--- Stored rows ---
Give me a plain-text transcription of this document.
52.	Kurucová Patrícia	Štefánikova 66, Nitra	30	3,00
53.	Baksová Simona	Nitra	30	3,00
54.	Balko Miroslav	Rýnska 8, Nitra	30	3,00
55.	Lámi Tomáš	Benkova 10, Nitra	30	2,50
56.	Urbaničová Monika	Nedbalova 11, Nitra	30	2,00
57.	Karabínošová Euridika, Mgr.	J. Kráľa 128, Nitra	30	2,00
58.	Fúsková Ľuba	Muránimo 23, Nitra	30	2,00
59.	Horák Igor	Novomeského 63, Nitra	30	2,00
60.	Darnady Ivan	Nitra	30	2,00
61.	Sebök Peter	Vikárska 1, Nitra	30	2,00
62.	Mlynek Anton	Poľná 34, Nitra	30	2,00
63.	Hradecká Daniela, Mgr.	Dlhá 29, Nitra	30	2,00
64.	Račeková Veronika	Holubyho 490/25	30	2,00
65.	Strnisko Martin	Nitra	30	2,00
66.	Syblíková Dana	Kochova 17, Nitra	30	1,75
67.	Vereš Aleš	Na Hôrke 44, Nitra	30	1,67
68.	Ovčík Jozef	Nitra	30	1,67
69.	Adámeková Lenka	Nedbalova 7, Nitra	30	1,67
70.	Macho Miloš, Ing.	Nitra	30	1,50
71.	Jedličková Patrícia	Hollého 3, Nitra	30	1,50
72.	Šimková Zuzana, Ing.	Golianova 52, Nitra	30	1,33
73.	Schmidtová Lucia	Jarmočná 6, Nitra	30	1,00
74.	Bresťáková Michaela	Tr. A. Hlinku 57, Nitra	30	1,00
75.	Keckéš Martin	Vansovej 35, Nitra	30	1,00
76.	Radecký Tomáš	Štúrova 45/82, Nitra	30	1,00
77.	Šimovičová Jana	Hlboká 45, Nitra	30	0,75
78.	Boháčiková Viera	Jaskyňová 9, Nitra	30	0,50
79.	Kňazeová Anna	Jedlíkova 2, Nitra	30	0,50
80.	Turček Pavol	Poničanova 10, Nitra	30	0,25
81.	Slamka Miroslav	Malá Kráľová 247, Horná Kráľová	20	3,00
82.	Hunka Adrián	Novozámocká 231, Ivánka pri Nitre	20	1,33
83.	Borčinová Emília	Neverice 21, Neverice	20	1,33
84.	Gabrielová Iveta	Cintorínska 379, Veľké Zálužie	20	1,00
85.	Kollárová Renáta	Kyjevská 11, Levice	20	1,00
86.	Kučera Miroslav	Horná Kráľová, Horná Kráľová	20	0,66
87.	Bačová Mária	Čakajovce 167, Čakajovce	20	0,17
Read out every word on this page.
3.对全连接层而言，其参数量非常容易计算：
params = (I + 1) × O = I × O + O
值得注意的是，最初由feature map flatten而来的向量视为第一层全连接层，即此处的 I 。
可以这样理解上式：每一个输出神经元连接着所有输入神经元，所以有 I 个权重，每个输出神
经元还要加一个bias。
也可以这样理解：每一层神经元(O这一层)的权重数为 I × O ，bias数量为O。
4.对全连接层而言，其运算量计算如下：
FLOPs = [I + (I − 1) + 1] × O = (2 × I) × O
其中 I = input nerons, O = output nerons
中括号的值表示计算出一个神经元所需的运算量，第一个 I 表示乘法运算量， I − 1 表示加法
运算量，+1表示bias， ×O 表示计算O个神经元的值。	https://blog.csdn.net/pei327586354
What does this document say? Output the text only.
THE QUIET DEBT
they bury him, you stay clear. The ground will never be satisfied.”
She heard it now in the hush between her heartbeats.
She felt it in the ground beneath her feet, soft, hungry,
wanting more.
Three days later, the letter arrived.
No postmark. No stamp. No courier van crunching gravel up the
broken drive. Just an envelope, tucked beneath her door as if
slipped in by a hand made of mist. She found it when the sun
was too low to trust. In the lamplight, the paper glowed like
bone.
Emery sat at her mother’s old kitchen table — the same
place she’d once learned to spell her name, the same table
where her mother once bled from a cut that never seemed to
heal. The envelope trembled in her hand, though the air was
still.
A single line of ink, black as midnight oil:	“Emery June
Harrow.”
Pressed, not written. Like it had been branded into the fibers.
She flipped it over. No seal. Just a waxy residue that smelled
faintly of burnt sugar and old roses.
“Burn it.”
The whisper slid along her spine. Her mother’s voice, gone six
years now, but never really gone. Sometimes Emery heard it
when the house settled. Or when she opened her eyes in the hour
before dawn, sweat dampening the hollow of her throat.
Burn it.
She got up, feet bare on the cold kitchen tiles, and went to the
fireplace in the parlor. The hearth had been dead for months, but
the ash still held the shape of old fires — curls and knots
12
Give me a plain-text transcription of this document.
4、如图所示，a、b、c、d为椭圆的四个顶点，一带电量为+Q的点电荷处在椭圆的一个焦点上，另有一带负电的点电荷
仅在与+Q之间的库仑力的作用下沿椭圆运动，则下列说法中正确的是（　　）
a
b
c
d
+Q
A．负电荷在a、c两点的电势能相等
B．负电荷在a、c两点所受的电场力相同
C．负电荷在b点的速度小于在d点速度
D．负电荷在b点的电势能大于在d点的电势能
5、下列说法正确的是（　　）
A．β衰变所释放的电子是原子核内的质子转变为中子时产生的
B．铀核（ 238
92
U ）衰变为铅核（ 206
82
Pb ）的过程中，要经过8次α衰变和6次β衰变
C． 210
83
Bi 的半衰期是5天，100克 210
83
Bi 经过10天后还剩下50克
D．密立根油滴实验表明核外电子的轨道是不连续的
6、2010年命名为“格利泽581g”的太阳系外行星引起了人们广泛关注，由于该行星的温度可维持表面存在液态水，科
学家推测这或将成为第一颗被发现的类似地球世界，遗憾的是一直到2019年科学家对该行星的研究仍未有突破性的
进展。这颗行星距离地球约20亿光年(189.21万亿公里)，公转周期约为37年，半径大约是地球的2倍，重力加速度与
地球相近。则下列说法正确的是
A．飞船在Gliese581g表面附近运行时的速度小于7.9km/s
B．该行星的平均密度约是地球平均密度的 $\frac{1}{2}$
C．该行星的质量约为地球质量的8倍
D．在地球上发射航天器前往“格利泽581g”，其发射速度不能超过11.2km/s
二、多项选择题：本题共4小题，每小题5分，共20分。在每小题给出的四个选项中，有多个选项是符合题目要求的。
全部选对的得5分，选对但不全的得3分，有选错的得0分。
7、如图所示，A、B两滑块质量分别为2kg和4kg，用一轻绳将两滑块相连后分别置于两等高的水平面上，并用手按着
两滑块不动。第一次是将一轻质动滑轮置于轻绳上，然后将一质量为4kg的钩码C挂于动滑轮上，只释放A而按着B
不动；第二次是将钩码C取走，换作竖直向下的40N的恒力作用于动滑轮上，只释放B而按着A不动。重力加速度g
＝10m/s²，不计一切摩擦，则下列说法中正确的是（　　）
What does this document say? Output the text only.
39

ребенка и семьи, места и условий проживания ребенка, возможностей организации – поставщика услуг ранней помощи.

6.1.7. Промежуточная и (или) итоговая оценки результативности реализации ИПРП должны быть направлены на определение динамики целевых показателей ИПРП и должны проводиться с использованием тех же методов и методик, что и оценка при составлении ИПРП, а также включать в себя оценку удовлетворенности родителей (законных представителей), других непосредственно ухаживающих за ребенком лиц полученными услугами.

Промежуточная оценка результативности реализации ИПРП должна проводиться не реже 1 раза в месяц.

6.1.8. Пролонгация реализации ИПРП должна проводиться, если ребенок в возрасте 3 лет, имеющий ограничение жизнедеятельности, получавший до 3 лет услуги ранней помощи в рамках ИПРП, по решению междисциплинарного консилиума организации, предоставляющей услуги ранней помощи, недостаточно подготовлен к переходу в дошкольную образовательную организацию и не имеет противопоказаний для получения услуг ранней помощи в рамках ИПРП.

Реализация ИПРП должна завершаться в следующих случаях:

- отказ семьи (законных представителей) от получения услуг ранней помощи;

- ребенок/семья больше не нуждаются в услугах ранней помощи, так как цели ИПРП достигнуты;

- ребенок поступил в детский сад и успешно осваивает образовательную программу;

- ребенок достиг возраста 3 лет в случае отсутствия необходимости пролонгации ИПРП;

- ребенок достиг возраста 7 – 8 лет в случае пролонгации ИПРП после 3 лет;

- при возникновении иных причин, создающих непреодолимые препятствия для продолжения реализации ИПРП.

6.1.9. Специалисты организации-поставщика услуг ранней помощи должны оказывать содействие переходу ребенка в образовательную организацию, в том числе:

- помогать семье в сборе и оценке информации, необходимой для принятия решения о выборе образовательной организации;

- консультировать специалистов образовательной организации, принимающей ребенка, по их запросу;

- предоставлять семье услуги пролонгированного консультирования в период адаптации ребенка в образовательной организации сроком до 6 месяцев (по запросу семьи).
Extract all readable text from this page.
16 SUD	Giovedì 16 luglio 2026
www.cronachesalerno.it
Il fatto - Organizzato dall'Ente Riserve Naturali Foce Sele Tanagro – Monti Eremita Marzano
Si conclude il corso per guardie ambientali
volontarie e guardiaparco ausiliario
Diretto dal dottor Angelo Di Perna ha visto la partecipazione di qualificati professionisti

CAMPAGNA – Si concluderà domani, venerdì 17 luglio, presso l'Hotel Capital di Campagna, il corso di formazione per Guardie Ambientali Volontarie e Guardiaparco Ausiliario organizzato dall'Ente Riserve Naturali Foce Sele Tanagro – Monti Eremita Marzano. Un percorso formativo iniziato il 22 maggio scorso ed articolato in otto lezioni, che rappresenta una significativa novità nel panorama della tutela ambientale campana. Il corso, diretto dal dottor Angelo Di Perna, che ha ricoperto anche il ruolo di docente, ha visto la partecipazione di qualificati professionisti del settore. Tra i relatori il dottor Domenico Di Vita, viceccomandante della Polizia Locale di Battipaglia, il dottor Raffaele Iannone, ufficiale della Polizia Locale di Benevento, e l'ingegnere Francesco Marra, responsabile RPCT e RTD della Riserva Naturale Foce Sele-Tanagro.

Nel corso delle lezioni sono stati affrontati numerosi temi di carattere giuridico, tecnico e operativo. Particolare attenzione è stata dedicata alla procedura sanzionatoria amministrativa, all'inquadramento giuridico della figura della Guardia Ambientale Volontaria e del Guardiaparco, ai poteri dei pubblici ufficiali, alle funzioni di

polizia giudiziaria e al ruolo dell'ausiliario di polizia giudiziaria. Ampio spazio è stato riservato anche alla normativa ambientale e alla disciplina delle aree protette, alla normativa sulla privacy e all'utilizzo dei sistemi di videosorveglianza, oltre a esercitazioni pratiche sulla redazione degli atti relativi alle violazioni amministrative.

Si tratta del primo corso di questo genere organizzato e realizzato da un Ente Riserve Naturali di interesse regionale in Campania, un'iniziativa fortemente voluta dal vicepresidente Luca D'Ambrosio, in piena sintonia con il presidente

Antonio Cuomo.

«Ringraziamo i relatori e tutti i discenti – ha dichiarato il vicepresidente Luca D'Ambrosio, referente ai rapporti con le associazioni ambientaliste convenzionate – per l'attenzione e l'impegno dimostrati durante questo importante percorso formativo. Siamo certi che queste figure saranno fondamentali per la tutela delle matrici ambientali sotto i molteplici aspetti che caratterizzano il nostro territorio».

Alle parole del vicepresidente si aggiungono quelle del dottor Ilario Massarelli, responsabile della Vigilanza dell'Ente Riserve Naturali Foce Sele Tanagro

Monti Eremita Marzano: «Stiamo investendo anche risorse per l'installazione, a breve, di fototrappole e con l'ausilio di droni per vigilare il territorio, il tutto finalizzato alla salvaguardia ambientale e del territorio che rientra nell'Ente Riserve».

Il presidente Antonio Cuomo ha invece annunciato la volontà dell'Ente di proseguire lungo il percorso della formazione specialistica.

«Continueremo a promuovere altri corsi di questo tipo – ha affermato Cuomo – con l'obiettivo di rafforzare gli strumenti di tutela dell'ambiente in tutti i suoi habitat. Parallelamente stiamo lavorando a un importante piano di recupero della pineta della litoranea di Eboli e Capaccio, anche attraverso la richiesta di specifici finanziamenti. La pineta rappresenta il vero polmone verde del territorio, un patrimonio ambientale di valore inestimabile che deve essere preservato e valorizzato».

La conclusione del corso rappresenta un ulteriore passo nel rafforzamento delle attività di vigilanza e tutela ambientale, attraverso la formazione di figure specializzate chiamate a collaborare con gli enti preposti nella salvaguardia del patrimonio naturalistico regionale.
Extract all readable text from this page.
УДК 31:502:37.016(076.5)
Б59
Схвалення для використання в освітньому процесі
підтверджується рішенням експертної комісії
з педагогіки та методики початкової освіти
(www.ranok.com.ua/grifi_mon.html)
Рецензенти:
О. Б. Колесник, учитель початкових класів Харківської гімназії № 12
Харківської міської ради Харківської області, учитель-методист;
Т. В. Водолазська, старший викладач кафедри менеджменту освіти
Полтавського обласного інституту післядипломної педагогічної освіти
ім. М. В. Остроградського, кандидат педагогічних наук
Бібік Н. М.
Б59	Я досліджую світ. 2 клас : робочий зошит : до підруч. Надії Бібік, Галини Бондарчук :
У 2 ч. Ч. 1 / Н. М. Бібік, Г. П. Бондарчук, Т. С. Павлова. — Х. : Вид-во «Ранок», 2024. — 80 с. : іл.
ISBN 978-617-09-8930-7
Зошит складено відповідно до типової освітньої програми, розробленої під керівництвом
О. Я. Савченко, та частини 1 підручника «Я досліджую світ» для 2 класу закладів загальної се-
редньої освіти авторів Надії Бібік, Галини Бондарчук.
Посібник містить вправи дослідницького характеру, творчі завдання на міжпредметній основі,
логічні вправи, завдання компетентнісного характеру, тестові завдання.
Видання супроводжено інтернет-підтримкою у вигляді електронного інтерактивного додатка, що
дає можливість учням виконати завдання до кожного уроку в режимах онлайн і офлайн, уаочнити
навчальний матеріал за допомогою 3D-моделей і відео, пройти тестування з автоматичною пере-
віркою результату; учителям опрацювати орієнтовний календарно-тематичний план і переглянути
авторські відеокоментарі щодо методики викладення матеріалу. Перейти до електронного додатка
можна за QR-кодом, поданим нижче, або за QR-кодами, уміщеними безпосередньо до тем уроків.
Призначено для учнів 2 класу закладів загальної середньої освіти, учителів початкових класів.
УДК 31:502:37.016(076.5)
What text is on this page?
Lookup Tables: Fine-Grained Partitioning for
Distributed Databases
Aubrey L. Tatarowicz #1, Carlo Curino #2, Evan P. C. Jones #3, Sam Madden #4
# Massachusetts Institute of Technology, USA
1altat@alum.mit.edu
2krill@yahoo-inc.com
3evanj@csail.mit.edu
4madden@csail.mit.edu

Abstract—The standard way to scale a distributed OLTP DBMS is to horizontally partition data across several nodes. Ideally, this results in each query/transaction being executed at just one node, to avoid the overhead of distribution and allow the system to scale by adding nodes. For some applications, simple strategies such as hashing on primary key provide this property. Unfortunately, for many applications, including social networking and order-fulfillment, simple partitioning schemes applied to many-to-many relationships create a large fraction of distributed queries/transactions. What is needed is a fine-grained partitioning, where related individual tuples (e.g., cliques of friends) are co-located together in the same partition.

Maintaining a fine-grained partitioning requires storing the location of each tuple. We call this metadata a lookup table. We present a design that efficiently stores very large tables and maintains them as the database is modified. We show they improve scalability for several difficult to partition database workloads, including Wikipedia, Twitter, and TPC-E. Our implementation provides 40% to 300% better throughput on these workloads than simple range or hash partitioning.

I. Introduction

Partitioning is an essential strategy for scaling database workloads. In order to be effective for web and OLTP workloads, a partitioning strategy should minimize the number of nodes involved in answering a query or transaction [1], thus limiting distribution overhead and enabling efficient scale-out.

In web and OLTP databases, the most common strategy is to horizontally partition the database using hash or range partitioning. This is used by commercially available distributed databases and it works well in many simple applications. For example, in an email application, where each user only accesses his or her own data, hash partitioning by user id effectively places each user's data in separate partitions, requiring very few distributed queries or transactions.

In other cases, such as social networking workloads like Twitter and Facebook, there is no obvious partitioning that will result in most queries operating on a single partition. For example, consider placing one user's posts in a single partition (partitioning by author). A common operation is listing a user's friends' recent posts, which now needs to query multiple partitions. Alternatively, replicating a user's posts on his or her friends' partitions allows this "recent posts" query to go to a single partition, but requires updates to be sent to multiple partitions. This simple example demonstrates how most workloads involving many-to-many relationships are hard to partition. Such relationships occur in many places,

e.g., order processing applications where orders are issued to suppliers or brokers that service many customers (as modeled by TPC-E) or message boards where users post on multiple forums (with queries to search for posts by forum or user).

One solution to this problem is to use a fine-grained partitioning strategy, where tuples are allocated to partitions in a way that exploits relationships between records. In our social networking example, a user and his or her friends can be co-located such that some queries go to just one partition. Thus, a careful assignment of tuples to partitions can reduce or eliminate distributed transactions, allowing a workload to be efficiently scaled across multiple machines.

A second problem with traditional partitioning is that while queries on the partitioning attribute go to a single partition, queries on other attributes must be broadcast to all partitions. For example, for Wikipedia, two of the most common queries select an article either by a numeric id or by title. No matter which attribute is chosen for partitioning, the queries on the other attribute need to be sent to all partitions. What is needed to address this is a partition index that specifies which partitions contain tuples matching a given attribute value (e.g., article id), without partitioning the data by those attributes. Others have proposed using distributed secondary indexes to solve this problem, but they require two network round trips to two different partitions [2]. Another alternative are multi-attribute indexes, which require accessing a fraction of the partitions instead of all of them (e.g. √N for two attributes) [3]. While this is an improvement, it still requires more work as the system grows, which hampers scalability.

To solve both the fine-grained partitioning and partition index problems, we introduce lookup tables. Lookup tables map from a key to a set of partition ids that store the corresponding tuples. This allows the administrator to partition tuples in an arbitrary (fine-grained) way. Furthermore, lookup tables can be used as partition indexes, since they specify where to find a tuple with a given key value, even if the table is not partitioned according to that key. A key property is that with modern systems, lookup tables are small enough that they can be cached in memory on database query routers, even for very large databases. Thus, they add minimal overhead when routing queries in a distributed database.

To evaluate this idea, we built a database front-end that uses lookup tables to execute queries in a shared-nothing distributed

--- What is expected ---
Look through the material above. Copy each line where the word "则下列说法中正确的是" appears.

--- Result for this task ---
仅在与+Q之间的库仑力的作用下沿椭圆运动，则下列说法中正确的是（　　）
＝10m/s²，不计一切摩擦，则下列说法中正确的是（　　）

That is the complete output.